* [EXERCISE DETAILS] Extract all data as written.

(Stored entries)
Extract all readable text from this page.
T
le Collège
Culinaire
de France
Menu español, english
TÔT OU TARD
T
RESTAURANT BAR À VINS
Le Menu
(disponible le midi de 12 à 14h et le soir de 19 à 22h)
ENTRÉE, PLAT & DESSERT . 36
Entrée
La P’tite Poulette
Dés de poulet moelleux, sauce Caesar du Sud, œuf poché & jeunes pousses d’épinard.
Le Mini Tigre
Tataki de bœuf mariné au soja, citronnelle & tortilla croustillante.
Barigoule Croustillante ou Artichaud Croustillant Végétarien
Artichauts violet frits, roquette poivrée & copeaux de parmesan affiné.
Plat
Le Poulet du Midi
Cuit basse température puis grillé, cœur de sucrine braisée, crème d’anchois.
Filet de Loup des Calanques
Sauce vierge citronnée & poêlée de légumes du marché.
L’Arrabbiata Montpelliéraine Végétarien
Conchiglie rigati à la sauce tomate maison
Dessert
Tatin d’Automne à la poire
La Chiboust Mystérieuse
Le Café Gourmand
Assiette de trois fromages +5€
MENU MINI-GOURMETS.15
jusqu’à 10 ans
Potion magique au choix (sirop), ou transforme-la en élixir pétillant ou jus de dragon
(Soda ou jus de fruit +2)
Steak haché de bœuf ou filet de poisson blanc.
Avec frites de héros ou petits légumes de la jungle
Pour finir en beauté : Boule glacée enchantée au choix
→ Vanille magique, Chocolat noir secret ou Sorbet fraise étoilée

* [ANSWER FOR THE TASK]
Extract all readable text from this page.
T
le Collège
Culinaire
de France
Menu español, english
TÔT OU TARD
T
RESTAURANT BAR À VINS
Le Menu
(disponible le midi de 12 à 14h et le soir de 19 à 22h)
ENTRÉE, PLAT & DESSERT . 36
Entrée
La P’tite Poulette
Dés de poulet moelleux, sauce Caesar du Sud, œuf poché & jeunes pousses d’épinard.
Le Mini Tigre
Tataki de bœuf mariné au soja, citronnelle & tortilla croustillante.
Barigoule Croustillante ou Artichaud Croustillant Végétarien
Artichauts violet frits, roquette poivrée & copeaux de parmesan affiné.
Plat
Le Poulet du Midi
Cuit basse température puis grillé, cœur de sucrine braisée, crème d’anchois.
Filet de Loup des Calanques
Sauce vierge citronnée & poêlée de légumes du marché.
L’Arrabbiata Montpelliéraine Végétarien
Conchiglie rigati à la sauce tomate maison
Dessert
Tatin d’Automne à la poire
La Chiboust Mystérieuse
Le Café Gourmand
Assiette de trois fromages +5€
MENU MINI-GOURMETS.15
jusqu’à 10 ans
Potion magique au choix (sirop), ou transforme-la en élixir pétillant ou jus de dragon
(Soda ou jus de fruit +2)
Steak haché de bœuf ou filet de poisson blanc.
Avec frites de héros ou petits légumes de la jungle
Pour finir en beauté : Boule glacée enchantée au choix
→ Vanille magique, Chocolat noir secret ou Sorbet fraise étoilée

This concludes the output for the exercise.